:: Supplied entries

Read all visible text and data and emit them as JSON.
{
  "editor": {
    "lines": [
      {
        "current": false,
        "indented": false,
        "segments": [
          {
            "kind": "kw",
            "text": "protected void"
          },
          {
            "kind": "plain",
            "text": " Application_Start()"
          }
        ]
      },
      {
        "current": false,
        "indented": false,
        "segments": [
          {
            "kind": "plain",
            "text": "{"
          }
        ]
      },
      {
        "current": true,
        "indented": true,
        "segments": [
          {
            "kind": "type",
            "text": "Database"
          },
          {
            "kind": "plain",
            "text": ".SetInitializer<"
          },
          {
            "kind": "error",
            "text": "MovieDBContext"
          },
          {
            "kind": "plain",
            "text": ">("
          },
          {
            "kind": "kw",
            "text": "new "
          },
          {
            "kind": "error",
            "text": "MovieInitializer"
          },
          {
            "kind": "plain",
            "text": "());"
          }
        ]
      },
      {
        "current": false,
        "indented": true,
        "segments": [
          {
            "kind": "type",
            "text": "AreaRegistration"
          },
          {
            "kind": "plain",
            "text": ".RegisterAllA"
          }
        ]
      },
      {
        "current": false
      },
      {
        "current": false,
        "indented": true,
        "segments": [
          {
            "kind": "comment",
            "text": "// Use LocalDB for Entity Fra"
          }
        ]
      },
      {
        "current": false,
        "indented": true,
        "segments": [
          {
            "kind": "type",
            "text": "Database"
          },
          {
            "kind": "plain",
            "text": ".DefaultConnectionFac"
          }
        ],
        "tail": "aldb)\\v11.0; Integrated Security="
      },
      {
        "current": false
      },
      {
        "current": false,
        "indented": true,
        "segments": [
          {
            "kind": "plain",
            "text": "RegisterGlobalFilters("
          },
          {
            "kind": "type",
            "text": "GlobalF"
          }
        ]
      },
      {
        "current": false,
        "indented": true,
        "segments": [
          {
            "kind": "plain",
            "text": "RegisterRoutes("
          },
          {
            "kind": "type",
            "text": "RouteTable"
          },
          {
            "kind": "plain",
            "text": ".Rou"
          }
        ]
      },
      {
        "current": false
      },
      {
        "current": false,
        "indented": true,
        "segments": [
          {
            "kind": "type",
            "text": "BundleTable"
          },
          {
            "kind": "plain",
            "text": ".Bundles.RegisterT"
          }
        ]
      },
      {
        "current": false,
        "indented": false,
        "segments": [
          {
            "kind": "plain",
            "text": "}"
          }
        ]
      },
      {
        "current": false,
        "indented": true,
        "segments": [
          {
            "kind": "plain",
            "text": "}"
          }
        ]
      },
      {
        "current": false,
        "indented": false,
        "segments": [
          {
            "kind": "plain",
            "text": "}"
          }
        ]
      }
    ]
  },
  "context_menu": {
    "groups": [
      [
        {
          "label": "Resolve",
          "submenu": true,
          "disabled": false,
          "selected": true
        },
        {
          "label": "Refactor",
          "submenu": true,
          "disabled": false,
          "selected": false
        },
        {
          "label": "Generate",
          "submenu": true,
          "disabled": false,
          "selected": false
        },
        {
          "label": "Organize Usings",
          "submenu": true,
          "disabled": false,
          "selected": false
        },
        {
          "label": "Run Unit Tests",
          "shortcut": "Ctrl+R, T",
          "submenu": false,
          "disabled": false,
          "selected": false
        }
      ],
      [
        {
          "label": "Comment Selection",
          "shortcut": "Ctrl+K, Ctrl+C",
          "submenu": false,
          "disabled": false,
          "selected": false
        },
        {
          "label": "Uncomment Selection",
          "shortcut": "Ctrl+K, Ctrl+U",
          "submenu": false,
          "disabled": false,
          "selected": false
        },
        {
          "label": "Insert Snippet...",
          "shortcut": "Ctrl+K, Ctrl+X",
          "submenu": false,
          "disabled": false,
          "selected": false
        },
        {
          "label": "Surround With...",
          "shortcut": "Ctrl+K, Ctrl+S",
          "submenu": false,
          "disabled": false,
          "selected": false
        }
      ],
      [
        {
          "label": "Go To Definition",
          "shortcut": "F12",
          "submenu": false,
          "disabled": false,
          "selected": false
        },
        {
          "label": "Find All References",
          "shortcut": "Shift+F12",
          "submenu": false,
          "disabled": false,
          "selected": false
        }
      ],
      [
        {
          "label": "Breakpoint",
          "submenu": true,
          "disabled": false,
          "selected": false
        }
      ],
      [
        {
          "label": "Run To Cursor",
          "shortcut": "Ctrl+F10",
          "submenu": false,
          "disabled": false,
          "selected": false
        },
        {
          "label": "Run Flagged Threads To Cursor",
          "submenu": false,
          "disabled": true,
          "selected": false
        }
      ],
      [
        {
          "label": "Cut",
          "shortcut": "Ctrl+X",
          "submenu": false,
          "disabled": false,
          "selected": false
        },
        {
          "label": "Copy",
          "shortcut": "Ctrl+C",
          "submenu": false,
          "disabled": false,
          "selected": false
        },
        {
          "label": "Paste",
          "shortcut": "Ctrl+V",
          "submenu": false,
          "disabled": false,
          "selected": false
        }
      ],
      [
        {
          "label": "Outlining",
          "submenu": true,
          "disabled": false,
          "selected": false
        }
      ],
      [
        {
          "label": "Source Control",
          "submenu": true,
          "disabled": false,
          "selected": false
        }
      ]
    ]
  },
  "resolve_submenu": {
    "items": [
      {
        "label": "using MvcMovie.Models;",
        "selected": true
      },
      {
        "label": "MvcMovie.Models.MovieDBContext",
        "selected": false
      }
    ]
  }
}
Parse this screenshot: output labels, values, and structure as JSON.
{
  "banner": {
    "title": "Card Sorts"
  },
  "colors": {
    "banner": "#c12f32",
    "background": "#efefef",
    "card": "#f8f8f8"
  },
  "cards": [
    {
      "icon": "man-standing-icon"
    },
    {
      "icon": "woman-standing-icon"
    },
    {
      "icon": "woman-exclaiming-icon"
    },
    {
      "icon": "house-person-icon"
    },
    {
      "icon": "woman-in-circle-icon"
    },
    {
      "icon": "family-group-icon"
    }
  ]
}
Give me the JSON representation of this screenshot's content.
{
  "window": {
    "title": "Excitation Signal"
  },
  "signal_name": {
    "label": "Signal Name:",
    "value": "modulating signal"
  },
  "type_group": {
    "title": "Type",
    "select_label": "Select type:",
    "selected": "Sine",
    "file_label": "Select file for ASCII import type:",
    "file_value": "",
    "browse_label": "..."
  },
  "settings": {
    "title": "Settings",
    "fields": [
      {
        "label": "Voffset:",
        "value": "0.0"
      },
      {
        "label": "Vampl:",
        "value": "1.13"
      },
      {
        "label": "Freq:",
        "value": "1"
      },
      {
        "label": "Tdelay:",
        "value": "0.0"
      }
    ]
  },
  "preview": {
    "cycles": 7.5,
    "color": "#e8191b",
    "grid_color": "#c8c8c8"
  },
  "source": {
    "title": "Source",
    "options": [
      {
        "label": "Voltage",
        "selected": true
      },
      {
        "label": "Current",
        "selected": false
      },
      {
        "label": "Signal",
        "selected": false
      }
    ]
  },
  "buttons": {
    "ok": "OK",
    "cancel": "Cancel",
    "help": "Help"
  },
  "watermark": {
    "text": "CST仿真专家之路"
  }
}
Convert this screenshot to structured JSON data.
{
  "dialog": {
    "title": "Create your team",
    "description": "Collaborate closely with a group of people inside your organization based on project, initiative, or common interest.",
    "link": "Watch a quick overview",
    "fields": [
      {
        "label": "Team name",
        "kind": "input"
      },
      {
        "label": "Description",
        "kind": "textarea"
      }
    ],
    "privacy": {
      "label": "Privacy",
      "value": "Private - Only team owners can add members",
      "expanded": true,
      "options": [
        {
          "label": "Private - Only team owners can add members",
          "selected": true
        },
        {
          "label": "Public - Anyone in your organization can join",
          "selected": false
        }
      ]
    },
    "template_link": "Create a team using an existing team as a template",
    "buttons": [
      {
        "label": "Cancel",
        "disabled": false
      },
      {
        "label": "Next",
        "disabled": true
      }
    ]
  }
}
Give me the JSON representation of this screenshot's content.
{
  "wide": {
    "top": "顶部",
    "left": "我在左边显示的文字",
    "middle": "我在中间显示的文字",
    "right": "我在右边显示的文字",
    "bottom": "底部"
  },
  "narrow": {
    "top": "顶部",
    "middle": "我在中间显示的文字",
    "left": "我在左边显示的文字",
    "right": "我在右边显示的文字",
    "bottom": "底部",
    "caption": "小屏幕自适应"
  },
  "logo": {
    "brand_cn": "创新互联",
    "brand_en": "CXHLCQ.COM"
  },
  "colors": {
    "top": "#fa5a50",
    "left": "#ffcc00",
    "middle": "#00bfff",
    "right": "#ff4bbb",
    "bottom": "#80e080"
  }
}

::::

Task to carry out
Give solely the number of lines in the data that contain the string "organization".

Exercise output
2